begin RECORDS TO USE
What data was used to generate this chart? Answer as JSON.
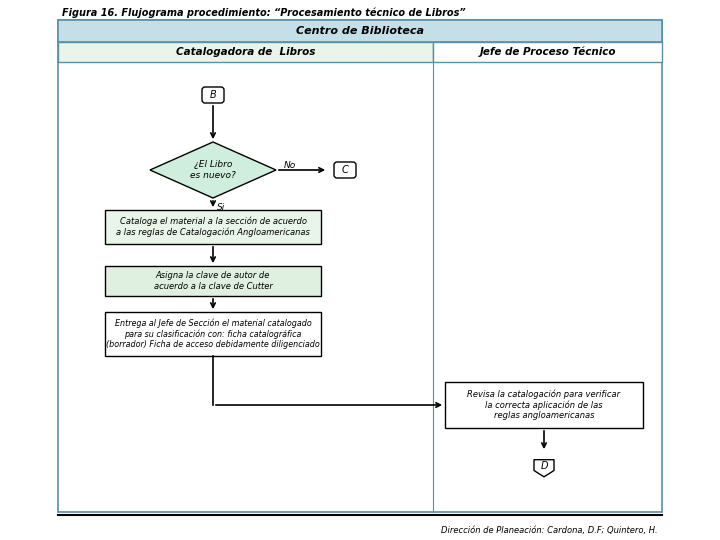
{
  "title": "Figura 16. Flujograma procedimiento: “Procesamiento técnico de Libros”",
  "header_main": "Centro de Biblioteca",
  "header_left": "Catalogadora de  Libros",
  "header_right": "Jefe de Proceso Técnico",
  "footer": "Dirección de Planeación: Cardona, D.F; Quintero, H.",
  "node_B": "B",
  "node_C": "C",
  "node_D": "D",
  "diamond_text": "¿El Libro\nes nuevo?",
  "no_label": "No",
  "si_label": "Si",
  "box1_text": "Cataloga el material a la sección de acuerdo\na las reglas de Catalogación Angloamericanas",
  "box2_text": "Asigna la clave de autor de\nacuerdo a la clave de Cutter",
  "box3_text": "Entrega al Jefe de Sección el material catalogado\npara su clasificación con: ficha catalográfica\n(borrador) Ficha de acceso debidamente diligenciado",
  "box4_text": "Revisa la catalogación para verificar\nla correcta aplicación de las\nreglas angloamericanas",
  "bg_color": "#ffffff",
  "header_main_bg": "#c5dfe8",
  "header_main_border": "#5a8fa8",
  "header_left_bg": "#e8f5e8",
  "header_right_bg": "#ffffff",
  "header_border": "#5a8fa8",
  "box1_bg": "#e8f5e8",
  "box2_bg": "#e0f0e0",
  "box3_bg": "#ffffff",
  "box4_bg": "#ffffff",
  "diamond_bg": "#d0eedd",
  "terminal_bg": "#ffffff",
  "line_color": "#000000",
  "text_color": "#000000",
  "outer_border_color": "#5a8fa8"
}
end RECORDS TO USE
**STATED PROBLEM**
Find and copy each line above that includes the string "Libros".

**CORRECT OUTPUT**
  "title": "Figura 16. Flujograma procedimiento: “Procesamiento técnico de Libros”",
  "header_left": "Catalogadora de  Libros",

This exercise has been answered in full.